§ OBJECTIVE: Produce a verbatim copy of the entries listed below.

━━ INFORMATION GIVEN

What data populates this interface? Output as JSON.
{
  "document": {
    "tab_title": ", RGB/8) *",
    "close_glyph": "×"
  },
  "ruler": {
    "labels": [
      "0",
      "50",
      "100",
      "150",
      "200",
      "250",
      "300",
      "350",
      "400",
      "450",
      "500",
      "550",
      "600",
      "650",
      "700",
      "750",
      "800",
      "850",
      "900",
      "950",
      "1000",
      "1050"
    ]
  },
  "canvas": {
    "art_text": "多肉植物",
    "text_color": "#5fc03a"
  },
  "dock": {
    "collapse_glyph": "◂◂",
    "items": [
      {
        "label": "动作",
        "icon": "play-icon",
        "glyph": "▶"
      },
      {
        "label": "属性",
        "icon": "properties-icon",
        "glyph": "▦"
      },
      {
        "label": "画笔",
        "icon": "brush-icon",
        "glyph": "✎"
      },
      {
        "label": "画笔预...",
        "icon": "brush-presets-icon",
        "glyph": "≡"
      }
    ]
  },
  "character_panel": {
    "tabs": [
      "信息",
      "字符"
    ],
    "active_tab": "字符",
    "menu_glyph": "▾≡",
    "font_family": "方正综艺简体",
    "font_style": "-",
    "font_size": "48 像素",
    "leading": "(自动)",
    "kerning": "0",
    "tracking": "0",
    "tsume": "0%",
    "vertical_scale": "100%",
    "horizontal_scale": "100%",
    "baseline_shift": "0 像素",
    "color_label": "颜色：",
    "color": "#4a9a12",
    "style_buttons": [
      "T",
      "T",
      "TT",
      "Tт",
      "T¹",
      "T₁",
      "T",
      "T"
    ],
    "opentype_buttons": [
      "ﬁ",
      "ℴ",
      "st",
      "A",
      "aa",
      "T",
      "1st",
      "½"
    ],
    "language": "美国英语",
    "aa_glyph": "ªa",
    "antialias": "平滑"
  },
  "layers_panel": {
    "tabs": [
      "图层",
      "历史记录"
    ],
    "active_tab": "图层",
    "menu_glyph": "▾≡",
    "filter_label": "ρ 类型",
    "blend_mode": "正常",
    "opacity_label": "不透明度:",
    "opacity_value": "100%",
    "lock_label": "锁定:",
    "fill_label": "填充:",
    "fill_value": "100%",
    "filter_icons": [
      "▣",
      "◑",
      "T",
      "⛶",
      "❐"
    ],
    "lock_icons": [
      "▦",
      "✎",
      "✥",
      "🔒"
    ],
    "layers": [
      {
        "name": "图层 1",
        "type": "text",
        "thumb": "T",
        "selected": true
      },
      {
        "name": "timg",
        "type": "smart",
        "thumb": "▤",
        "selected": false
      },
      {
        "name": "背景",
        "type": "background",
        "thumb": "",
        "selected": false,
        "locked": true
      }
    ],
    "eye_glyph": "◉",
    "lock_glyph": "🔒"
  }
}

━━━━

§ EXPECTED ANSWER:
What data populates this interface? Output as JSON.
{
  "document": {
    "tab_title": ", RGB/8) *",
    "close_glyph": "×"
  },
  "ruler": {
    "labels": [
      "0",
      "50",
      "100",
      "150",
      "200",
      "250",
      "300",
      "350",
      "400",
      "450",
      "500",
      "550",
      "600",
      "650",
      "700",
      "750",
      "800",
      "850",
      "900",
      "950",
      "1000",
      "1050"
    ]
  },
  "canvas": {
    "art_text": "多肉植物",
    "text_color": "#5fc03a"
  },
  "dock": {
    "collapse_glyph": "◂◂",
    "items": [
      {
        "label": "动作",
        "icon": "play-icon",
        "glyph": "▶"
      },
      {
        "label": "属性",
        "icon": "properties-icon",
        "glyph": "▦"
      },
      {
        "label": "画笔",
        "icon": "brush-icon",
        "glyph": "✎"
      },
      {
        "label": "画笔预...",
        "icon": "brush-presets-icon",
        "glyph": "≡"
      }
    ]
  },
  "character_panel": {
    "tabs": [
      "信息",
      "字符"
    ],
    "active_tab": "字符",
    "menu_glyph": "▾≡",
    "font_family": "方正综艺简体",
    "font_style": "-",
    "font_size": "48 像素",
    "leading": "(自动)",
    "kerning": "0",
    "tracking": "0",
    "tsume": "0%",
    "vertical_scale": "100%",
    "horizontal_scale": "100%",
    "baseline_shift": "0 像素",
    "color_label": "颜色：",
    "color": "#4a9a12",
    "style_buttons": [
      "T",
      "T",
      "TT",
      "Tт",
      "T¹",
      "T₁",
      "T",
      "T"
    ],
    "opentype_buttons": [
      "ﬁ",
      "ℴ",
      "st",
      "A",
      "aa",
      "T",
      "1st",
      "½"
    ],
    "language": "美国英语",
    "aa_glyph": "ªa",
    "antialias": "平滑"
  },
  "layers_panel": {
    "tabs": [
      "图层",
      "历史记录"
    ],
    "active_tab": "图层",
    "menu_glyph": "▾≡",
    "filter_label": "ρ 类型",
    "blend_mode": "正常",
    "opacity_label": "不透明度:",
    "opacity_value": "100%",
    "lock_label": "锁定:",
    "fill_label": "填充:",
    "fill_value": "100%",
    "filter_icons": [
      "▣",
      "◑",
      "T",
      "⛶",
      "❐"
    ],
    "lock_icons": [
      "▦",
      "✎",
      "✥",
      "🔒"
    ],
    "layers": [
      {
        "name": "图层 1",
        "type": "text",
        "thumb": "T",
        "selected": true
      },
      {
        "name": "timg",
        "type": "smart",
        "thumb": "▤",
        "selected": false
      },
      {
        "name": "背景",
        "type": "background",
        "thumb": "",
        "selected": false,
        "locked": true
      }
    ],
    "eye_glyph": "◉",
    "lock_glyph": "🔒"
  }
}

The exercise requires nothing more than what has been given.